• **Passage shown**:
## begin
Alex Stein on Rabin

Alex Stein on Rabin

It’s easy to say isn’t it? That if Rabin was alive everything would be alright. His son Yuval repeated this orthodoxy today – “if he were alive today, my father would have abandoned all the political considerations and taken upon itself to save Israel from its troubles.” The best way for a politician to guarantee his/her reputation for posterity is to be assassinated. There’s nothing particularly interesting in this. It happens across the board. For some reason, we seem unable to emancipate ourselves from nostalgia. We forget all the flaws of the dearly departed, preferring to pretend that they were moral and intellectual giants who would have solved our problems with ease, had they not been cut off in their prime by the cruel assassin’s bullet.

The other curious feature of the post-assassination world is to try and pretend it is possible to remember the murdered in as apolitical manner as possible. In this case, this means vague rhetoric about ‘everyone wanting peace’, and no mention of the murderer’s name. By blotting this out, and expressing our outrage at his desire to have children, we promote him to the level of a mythical monster, sent by the Gods to destroy our hopes and dreams. That prevents us from reminding ourselves of the fact that significant numbers of people, including prominent politicians who still skulk around, happily created atmosphere in which a Prime Minister could be murdered. And that includes you Mr Netanyahu. We will not forget, and we will not forgive.

I don’t believe that if Rabin were alive today things would be hunky-dory. I also don’t accept that Oslo was a cunning plan to complete, rather than to end, the dispossession of the Palestinians. It was a flawed document, from which could have flowed a number of possible outcomes. Had Rabin lived, there is a real chance that things may have turned out better. But that’s all speculation. We will never know. But we do know that the bullets which slew Rabin were also turned against the Israeli left. To this day, there has been no recovery. The job started by Yigal Amir was finished by Arafat’s decision to launch the Second Intifada. Today, we are more marginalised than ever. Hope has given way to cynicism of the worst kind – based in racism rather than reason, falsehoods rather than truths.
## end
• **Job**:
Decide whether each statement agrees with the text on Rabin: (a) the text calls Oslo a flawed document; (b) the text says remembrance of Rabin names his murderer; (c) the text says the Israeli left has since recovered. Answer yes or no for each, quoting the deciding words.

• **Records supplied**:
## begin
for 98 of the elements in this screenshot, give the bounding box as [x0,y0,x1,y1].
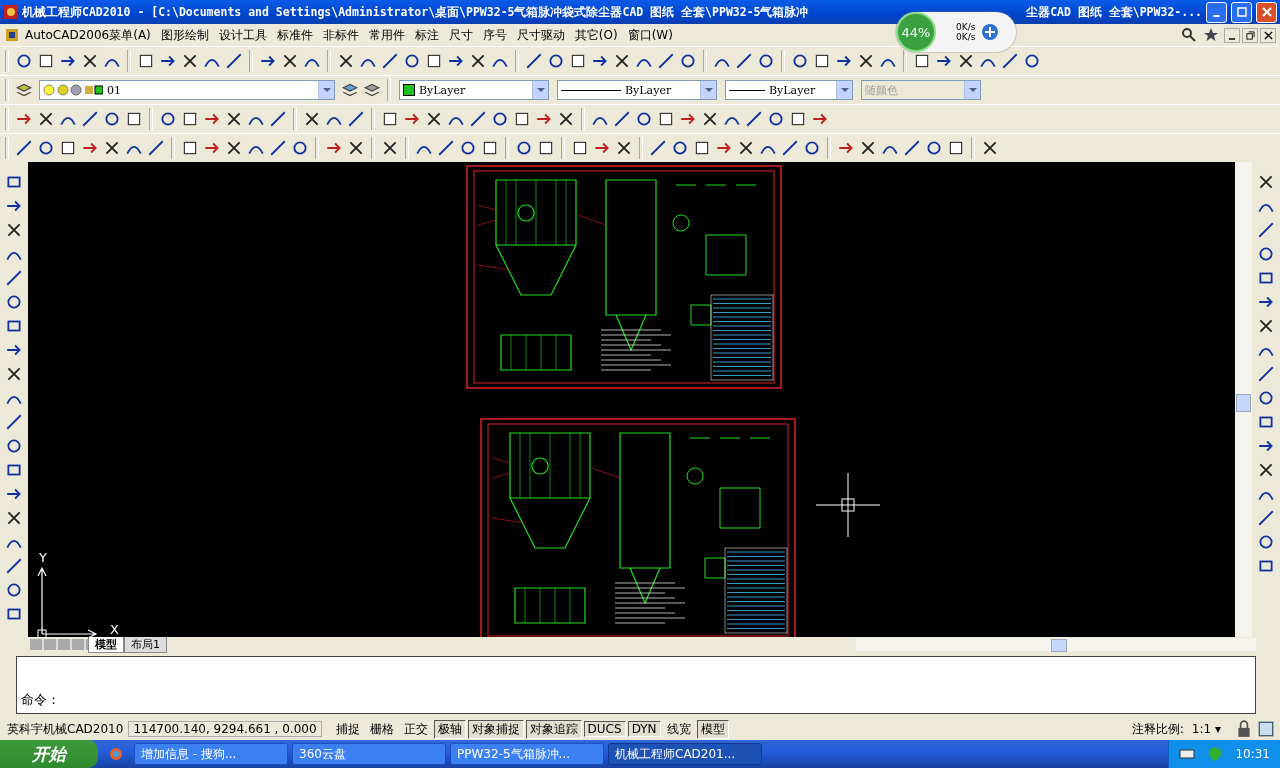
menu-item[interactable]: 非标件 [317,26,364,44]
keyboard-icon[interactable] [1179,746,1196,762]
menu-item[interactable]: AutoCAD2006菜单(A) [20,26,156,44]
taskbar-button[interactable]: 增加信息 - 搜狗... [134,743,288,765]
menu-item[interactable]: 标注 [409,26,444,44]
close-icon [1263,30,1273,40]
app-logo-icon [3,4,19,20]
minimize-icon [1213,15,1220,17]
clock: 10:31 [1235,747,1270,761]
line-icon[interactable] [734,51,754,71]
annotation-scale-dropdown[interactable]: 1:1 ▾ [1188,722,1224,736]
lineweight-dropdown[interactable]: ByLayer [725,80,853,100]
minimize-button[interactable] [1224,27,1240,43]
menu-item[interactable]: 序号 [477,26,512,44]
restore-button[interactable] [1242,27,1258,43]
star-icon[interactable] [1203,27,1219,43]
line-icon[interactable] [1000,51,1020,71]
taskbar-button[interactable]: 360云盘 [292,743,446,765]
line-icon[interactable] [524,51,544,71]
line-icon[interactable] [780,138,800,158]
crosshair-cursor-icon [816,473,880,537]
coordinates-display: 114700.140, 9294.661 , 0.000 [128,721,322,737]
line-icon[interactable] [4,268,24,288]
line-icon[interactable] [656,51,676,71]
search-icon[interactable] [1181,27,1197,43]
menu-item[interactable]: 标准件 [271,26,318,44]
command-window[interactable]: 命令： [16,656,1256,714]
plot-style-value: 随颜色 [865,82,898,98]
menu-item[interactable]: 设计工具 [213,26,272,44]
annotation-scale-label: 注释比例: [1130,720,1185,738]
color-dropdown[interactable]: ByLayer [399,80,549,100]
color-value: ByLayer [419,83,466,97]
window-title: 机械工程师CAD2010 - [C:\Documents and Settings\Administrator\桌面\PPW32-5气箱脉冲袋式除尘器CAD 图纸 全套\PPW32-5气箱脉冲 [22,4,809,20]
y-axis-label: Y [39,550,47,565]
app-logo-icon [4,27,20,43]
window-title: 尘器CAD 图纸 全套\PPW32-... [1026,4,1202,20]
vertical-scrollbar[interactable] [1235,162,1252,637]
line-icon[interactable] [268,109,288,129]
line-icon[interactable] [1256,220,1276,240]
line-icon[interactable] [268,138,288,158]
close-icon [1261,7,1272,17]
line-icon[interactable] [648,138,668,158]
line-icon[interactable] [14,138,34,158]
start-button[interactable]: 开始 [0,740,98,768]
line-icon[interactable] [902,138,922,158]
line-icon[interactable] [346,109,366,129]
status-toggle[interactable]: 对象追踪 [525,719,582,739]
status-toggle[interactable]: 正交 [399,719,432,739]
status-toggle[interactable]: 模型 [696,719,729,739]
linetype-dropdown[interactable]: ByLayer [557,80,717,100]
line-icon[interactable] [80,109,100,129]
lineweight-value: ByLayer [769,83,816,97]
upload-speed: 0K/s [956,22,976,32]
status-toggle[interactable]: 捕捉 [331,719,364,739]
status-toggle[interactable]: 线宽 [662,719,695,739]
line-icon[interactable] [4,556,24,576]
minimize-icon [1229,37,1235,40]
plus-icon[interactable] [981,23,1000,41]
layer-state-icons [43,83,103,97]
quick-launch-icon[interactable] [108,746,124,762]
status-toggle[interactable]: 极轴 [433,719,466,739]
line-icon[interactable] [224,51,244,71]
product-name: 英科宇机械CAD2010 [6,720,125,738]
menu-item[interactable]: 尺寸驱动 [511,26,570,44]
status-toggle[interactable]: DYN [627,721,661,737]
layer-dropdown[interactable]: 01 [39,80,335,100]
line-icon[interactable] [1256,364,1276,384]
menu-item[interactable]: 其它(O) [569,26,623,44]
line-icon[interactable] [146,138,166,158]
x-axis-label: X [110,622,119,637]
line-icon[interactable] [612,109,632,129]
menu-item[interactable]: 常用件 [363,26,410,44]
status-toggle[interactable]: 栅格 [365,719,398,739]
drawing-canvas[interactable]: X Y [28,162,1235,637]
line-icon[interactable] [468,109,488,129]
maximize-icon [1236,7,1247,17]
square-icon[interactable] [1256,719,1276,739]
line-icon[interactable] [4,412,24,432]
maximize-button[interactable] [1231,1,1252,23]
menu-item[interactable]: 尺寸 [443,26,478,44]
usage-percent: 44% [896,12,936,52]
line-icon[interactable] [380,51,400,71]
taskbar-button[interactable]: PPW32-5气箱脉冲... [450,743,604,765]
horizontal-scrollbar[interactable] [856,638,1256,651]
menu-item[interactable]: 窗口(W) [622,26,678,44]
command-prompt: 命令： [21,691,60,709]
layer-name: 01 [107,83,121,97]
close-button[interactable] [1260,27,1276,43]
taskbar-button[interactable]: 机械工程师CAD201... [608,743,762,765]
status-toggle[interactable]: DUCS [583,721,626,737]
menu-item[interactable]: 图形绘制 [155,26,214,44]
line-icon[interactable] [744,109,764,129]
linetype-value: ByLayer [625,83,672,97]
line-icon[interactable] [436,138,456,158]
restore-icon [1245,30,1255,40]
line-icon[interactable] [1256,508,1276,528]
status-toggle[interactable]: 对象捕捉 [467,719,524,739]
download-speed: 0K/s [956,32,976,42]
## end
• **Task solution**:
(a) Yes: "It was a flawed document"
(b) No: "no mention of the murderer’s name"
(c) No: "To this day, there has been no recovery."